— start of Data lines —

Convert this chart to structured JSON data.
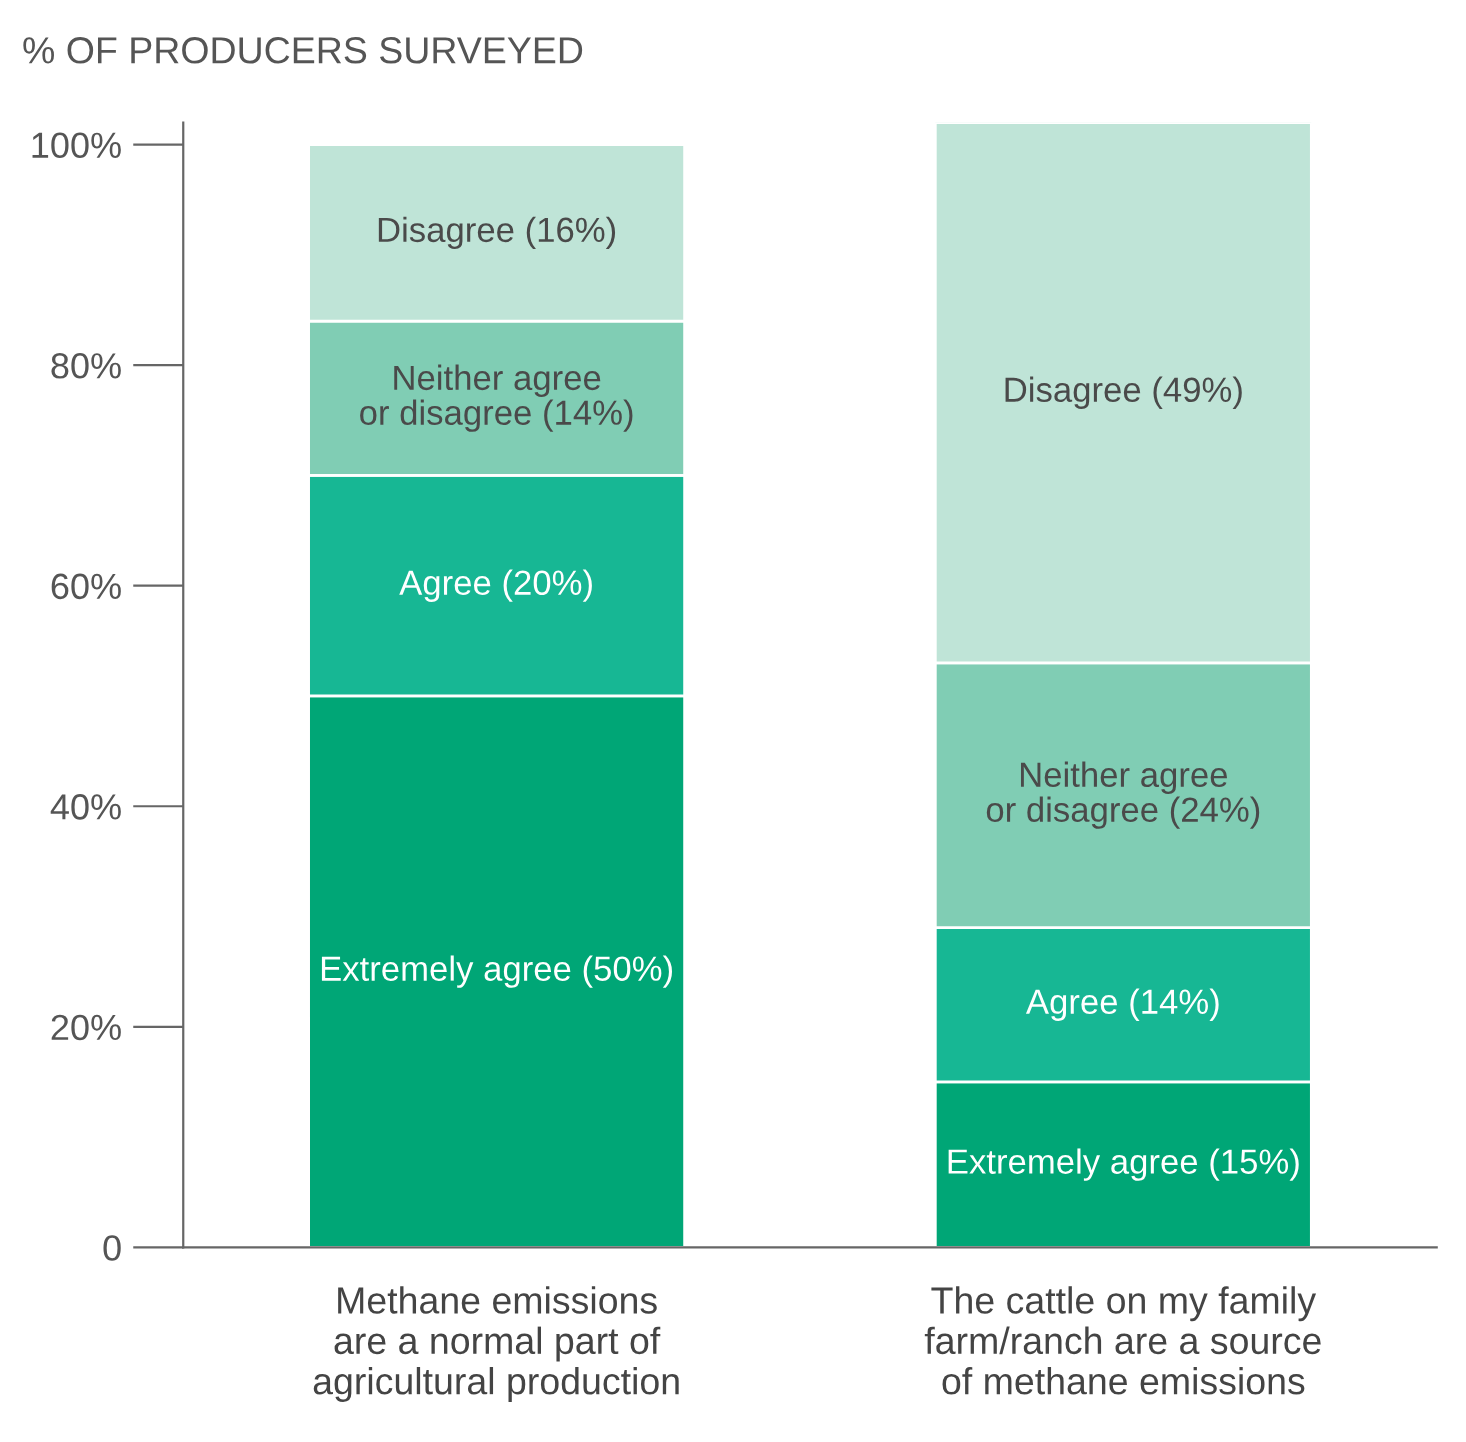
{
  "chart_data": {
    "type": "bar",
    "stacked": true,
    "ylabel": "% OF PRODUCERS SURVEYED",
    "categories": [
      "Methane emissions\nare a normal part of\nagricultural production",
      "The cattle on my family\nfarm/ranch are a source\nof methane emissions"
    ],
    "series": [
      {
        "color": "#00a676",
        "values": [
          50,
          15
        ],
        "value_labels": [
          "Extremely agree (50%)",
          "Extremely agree (15%)"
        ]
      },
      {
        "color": "#17b794",
        "values": [
          20,
          14
        ],
        "value_labels": [
          "Agree (20%)",
          "Agree (14%)"
        ]
      },
      {
        "color": "#80cdb4",
        "values": [
          14,
          24
        ],
        "value_labels": [
          "Neither agree\nor disagree (14%)",
          "Neither agree\nor disagree (24%)"
        ]
      },
      {
        "color": "#bfe4d7",
        "values": [
          16,
          49
        ],
        "value_labels": [
          "Disagree (16%)",
          "Disagree (49%)"
        ]
      }
    ],
    "ylim": [
      0,
      102
    ],
    "yticks": [
      {
        "value": 0,
        "label": "0"
      },
      {
        "value": 20,
        "label": "20%"
      },
      {
        "value": 40,
        "label": "40%"
      },
      {
        "value": 60,
        "label": "60%"
      },
      {
        "value": 80,
        "label": "80%"
      },
      {
        "value": 100,
        "label": "100%"
      }
    ],
    "grid": false,
    "legend": false
  }
}
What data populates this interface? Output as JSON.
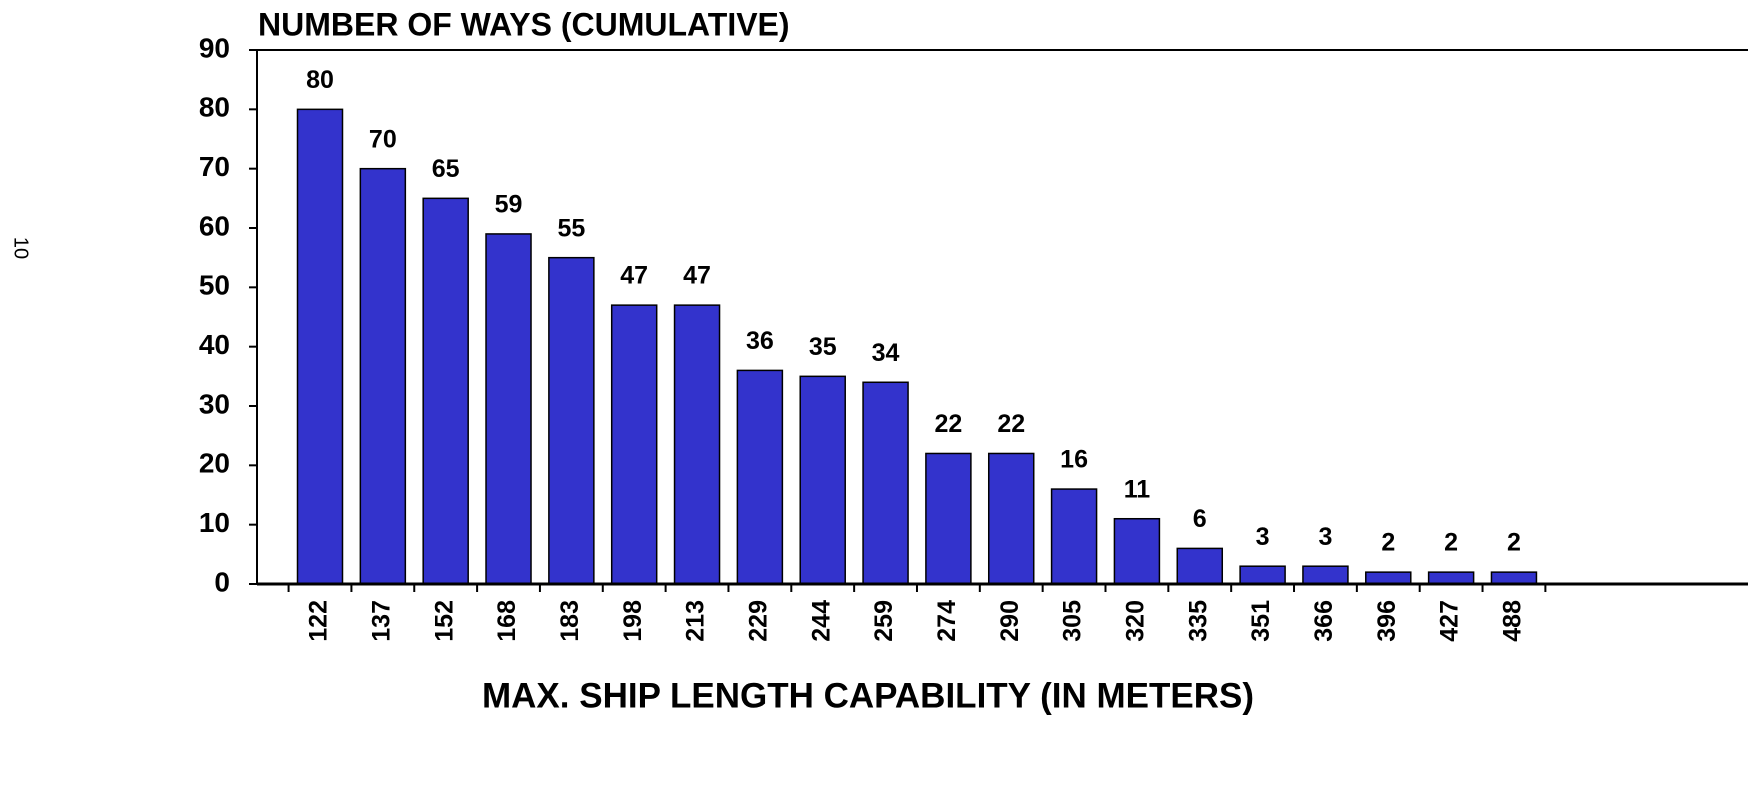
{
  "page_number": "10",
  "chart_data": {
    "type": "bar",
    "title": "NUMBER OF WAYS (CUMULATIVE)",
    "x_label": "MAX. SHIP LENGTH CAPABILITY (IN METERS)",
    "categories": [
      "122",
      "137",
      "152",
      "168",
      "183",
      "198",
      "213",
      "229",
      "244",
      "259",
      "274",
      "290",
      "305",
      "320",
      "335",
      "351",
      "366",
      "396",
      "427",
      "488"
    ],
    "values": [
      80,
      70,
      65,
      59,
      55,
      47,
      47,
      36,
      35,
      34,
      22,
      22,
      16,
      11,
      6,
      3,
      3,
      2,
      2,
      2
    ],
    "color": "#3333cc",
    "ylim": [
      0,
      90
    ],
    "yticks": [
      0,
      10,
      20,
      30,
      40,
      50,
      60,
      70,
      80,
      90
    ],
    "grid": false
  }
}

— end of Data lines —

Skipping the pictures, transcribe each line above exactly as it appears.

## Reply to the exercise
Convert this chart to structured JSON data.
{
  "chart_data": {
    "type": "bar",
    "stacked": true,
    "ylabel": "% OF PRODUCERS SURVEYED",
    "categories": [
      "Methane emissions\nare a normal part of\nagricultural production",
      "The cattle on my family\nfarm/ranch are a source\nof methane emissions"
    ],
    "series": [
      {
        "color": "#00a676",
        "values": [
          50,
          15
        ],
        "value_labels": [
          "Extremely agree (50%)",
          "Extremely agree (15%)"
        ]
      },
      {
        "color": "#17b794",
        "values": [
          20,
          14
        ],
        "value_labels": [
          "Agree (20%)",
          "Agree (14%)"
        ]
      },
      {
        "color": "#80cdb4",
        "values": [
          14,
          24
        ],
        "value_labels": [
          "Neither agree\nor disagree (14%)",
          "Neither agree\nor disagree (24%)"
        ]
      },
      {
        "color": "#bfe4d7",
        "values": [
          16,
          49
        ],
        "value_labels": [
          "Disagree (16%)",
          "Disagree (49%)"
        ]
      }
    ],
    "ylim": [
      0,
      102
    ],
    "yticks": [
      {
        "value": 0,
        "label": "0"
      },
      {
        "value": 20,
        "label": "20%"
      },
      {
        "value": 40,
        "label": "40%"
      },
      {
        "value": 60,
        "label": "60%"
      },
      {
        "value": 80,
        "label": "80%"
      },
      {
        "value": 100,
        "label": "100%"
      }
    ],
    "grid": false,
    "legend": false
  }
}
What data populates this interface? Output as JSON.
{
  "page_number": "10",
  "chart_data": {
    "type": "bar",
    "title": "NUMBER OF WAYS (CUMULATIVE)",
    "x_label": "MAX. SHIP LENGTH CAPABILITY (IN METERS)",
    "categories": [
      "122",
      "137",
      "152",
      "168",
      "183",
      "198",
      "213",
      "229",
      "244",
      "259",
      "274",
      "290",
      "305",
      "320",
      "335",
      "351",
      "366",
      "396",
      "427",
      "488"
    ],
    "values": [
      80,
      70,
      65,
      59,
      55,
      47,
      47,
      36,
      35,
      34,
      22,
      22,
      16,
      11,
      6,
      3,
      3,
      2,
      2,
      2
    ],
    "color": "#3333cc",
    "ylim": [
      0,
      90
    ],
    "yticks": [
      0,
      10,
      20,
      30,
      40,
      50,
      60,
      70,
      80,
      90
    ],
    "grid": false
  }
}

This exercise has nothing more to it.